What you will do:
1. Answer the following questions using the stem cell notes.
(a) Which three key pluripotency genes are expressed in ESCs?
(b) On what are ESCs grown in culture?
(c) For how long can organoids be maintained in culture?
2. Update the stem cell notes from "How are stem" down to "are they created?", changing "Feeder cells" to "Supporting cells".

Key advantage: Patient-specific cells reduce chances of immune rejection.
What are the origins of embryonic stem cells (ESCs)?
ESCs are derived from:
Inner Cell Mass (ICM) of the blastocyst.
Embryonic Germ Cells (EGCs) — precursor cells that haven’t become sperm or eggs yet.
Key pluripotency genes expressed:
Oct4, Sox2, Nanog — maintain stemness.
Two types of ESCs:
Naïve ESCs: Most immature, maximum pluripotency.
Primed ESCs: Slightly more developed, ready for differentiation into specific lineages.
How are human ESCs grown and induced to differentiate in labs?
Goal: Turn ESCs into specific cell types (e.g., neurons, cardiomyocytes).
Critical factors:
Discover and apply the right inducing signals (growth factors, chemicals).
Modify culture conditions — the size, shape, and mechanical properties of growth environment impact differentiation.
Differentiation protocols carefully control external signals.
How are stem cells supported in culture for therapeutic or research purposes?
ESCs are grown on a feeder layer of irradiated embryonic fibroblast cells.
Feeder cells:
Provide growth factors.
Offer extracellular matrix for physical support.
Facilitate direct cell-cell interactions to maintain pluripotency.
Ethical concerns exist regarding ESC use (destruction of embryos).
Research often turns to iPSCs as an alternative.
What are induced pluripotent stem cells (iPSCs) and how are they created?
iPSCs are adult somatic cells reprogrammed back to pluripotency.
Takahashi and Yamanaka (2006) landmark discovery:
Introduced 4 transcription factors:
Oct4, Sox2 → Activate Nanog (stemness).
c-Myc → Opens chromatin for reprogramming.
Klf4 → Prevents apoptosis.
iPSCs can then differentiate into various tissues (heart, nerve, etc.).
Major advantage: Avoids ethical concerns of using embryos.
What are organoids and why are they important?
Organoids: 3D miniature versions of organs grown in vitro from stem cells.
Created from either:
iPSCs (induced pluripotent stem cells) or
ESCs (embryonic stem cells).
Advantages:
Model normal organ development.
Study diseases using patient-derived cells.
Maintain in culture for over a year.

Dataset excerpts:
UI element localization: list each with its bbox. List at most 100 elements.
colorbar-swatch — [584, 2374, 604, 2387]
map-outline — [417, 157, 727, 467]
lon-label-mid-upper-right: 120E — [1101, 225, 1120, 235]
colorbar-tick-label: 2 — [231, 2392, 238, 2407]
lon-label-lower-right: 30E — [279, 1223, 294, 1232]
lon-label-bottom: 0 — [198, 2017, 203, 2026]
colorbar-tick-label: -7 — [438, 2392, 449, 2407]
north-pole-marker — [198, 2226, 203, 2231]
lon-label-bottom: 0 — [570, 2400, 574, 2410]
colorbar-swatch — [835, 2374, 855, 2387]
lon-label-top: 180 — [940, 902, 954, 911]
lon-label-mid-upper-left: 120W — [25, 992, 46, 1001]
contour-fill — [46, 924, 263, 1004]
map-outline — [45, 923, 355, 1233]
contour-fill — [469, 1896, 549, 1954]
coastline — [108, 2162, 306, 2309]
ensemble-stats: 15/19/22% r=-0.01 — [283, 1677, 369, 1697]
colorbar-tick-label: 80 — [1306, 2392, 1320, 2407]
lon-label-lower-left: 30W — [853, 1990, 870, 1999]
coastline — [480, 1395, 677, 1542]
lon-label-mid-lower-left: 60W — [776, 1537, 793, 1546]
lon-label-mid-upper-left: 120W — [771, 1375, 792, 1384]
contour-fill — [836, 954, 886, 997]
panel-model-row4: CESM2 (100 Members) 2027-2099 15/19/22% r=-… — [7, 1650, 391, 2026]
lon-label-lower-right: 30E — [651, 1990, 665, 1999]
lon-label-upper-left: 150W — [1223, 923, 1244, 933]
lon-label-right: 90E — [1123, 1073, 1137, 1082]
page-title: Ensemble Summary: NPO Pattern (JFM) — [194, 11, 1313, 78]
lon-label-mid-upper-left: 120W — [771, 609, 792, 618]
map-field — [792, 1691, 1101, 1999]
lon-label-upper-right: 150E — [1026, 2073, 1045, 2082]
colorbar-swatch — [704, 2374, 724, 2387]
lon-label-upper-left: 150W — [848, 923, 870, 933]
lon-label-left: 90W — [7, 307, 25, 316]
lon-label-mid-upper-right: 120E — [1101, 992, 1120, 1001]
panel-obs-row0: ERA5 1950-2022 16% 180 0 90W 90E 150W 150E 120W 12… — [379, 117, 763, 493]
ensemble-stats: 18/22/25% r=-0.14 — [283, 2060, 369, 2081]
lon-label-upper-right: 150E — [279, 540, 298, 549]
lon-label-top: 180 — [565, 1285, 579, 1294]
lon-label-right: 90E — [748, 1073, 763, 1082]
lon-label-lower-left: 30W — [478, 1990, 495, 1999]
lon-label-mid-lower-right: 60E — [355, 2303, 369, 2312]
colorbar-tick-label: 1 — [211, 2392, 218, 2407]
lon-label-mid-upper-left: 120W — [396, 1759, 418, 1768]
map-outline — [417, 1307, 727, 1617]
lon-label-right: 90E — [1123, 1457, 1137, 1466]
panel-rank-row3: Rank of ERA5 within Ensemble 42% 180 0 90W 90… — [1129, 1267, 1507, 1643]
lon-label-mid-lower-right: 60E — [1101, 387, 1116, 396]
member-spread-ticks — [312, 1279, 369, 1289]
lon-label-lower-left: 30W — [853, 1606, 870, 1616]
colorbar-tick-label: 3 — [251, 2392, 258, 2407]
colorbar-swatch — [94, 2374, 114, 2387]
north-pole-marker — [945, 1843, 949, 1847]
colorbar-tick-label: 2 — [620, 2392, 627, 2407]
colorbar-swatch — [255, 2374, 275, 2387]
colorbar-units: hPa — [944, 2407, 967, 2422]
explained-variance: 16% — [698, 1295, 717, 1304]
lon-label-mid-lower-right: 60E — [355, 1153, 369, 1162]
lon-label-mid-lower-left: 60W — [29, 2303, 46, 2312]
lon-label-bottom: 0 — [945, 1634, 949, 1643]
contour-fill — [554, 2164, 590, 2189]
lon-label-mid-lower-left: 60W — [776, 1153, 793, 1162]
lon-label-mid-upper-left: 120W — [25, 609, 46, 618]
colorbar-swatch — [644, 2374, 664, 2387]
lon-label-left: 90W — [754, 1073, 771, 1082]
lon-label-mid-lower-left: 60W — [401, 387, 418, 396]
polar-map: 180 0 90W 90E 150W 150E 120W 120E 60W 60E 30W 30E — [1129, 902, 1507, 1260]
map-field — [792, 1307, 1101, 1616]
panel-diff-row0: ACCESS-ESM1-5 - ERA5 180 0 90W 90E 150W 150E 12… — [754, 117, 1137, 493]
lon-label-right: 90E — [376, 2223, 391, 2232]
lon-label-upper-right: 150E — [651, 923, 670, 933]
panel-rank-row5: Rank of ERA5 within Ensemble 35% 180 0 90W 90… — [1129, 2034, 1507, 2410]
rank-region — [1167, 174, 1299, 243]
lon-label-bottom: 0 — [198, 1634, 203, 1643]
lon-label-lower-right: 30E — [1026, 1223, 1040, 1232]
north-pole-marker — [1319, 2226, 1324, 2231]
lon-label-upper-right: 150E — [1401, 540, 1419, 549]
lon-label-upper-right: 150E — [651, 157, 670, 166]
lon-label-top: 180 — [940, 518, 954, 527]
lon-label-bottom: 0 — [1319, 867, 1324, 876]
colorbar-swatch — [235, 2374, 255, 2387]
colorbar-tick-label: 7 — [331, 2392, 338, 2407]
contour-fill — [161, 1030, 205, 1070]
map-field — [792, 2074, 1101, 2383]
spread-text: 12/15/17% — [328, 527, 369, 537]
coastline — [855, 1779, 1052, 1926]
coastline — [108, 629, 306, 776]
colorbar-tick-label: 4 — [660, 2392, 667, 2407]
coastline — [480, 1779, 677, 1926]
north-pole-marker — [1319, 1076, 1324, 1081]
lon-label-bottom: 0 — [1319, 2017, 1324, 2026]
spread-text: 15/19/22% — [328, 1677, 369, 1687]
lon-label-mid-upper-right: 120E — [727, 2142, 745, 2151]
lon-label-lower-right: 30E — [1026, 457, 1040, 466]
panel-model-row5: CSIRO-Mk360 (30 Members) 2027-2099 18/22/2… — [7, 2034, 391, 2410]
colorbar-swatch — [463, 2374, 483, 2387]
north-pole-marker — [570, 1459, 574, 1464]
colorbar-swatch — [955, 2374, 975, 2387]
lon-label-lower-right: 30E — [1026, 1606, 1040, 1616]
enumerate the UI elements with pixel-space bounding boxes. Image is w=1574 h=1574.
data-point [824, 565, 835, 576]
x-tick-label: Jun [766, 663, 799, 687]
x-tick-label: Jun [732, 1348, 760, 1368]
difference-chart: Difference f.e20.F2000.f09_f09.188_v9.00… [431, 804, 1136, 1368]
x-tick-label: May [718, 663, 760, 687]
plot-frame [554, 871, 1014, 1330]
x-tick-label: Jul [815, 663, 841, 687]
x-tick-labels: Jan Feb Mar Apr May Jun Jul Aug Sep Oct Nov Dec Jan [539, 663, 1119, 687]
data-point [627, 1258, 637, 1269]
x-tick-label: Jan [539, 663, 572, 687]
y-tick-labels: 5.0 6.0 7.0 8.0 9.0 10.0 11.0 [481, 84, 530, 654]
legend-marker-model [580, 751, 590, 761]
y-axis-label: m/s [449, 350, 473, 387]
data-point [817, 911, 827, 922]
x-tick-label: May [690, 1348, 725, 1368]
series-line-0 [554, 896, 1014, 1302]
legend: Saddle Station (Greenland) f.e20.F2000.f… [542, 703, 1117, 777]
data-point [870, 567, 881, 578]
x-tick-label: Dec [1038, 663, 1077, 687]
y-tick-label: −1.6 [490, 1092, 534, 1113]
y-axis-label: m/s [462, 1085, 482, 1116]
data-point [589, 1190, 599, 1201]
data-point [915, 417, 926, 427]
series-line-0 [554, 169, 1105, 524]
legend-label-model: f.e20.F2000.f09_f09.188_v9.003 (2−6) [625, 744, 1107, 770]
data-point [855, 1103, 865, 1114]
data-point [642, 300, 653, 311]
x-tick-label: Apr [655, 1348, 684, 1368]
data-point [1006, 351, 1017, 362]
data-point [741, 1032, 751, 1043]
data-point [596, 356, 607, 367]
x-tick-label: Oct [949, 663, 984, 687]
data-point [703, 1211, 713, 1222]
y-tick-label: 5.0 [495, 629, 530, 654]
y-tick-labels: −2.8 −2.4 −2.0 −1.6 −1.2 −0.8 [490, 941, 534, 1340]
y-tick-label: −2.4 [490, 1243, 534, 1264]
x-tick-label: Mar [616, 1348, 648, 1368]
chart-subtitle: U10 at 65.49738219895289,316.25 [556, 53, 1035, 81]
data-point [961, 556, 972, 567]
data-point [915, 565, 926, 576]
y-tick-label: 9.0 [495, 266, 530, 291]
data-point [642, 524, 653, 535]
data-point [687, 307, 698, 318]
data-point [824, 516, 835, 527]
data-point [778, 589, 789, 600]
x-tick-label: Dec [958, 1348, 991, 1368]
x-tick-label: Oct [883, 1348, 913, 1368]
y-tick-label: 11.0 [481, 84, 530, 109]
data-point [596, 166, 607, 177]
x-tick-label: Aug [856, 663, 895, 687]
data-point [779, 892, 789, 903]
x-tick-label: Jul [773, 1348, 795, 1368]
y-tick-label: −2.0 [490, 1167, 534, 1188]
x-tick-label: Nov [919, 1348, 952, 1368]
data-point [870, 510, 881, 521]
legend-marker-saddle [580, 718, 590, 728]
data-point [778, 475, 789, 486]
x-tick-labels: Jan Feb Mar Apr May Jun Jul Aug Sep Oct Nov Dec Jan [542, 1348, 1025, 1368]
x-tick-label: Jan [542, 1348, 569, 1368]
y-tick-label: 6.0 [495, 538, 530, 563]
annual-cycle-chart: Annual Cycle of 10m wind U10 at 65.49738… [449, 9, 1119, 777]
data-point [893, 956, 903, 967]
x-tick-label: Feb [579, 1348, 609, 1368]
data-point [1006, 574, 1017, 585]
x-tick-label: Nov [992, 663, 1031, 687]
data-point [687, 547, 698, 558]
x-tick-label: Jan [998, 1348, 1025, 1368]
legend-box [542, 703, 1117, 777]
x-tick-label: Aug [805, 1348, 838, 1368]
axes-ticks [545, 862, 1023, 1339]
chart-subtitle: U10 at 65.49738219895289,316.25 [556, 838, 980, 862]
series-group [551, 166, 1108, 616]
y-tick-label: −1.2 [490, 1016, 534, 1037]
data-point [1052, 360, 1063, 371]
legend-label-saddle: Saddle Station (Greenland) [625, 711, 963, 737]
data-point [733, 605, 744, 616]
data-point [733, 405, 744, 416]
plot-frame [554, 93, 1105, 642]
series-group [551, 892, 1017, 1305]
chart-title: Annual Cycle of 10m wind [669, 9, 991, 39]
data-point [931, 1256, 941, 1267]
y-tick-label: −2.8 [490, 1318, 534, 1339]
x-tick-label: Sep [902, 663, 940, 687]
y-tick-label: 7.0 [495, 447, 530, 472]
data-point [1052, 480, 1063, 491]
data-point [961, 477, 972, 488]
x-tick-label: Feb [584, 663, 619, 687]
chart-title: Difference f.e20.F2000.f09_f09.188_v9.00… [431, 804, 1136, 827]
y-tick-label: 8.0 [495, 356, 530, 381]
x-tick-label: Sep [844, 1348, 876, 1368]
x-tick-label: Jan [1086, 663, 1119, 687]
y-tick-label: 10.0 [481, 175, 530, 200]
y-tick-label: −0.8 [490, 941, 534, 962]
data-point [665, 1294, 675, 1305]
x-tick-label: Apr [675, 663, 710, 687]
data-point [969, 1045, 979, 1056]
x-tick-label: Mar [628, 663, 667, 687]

Responses in order:
1.
(a) Oct4, Sox2, and Nanog.
(b) A feeder layer of irradiated embryonic fibroblast cells.
(c) For over a year.

2.
How are stem cells supported in culture for therapeutic or research purposes?
ESCs are grown on a feeder layer of irradiated embryonic fibroblast cells.
Supporting cells:
Provide growth factors.
Offer extracellular matrix for physical support.
Facilitate direct cell-cell interactions to maintain pluripotency.
Ethical concerns exist regarding ESC use (destruction of embryos).
Research often turns to iPSCs as an alternative.
What are induced pluripotent stem cells (iPSCs) and how are they created?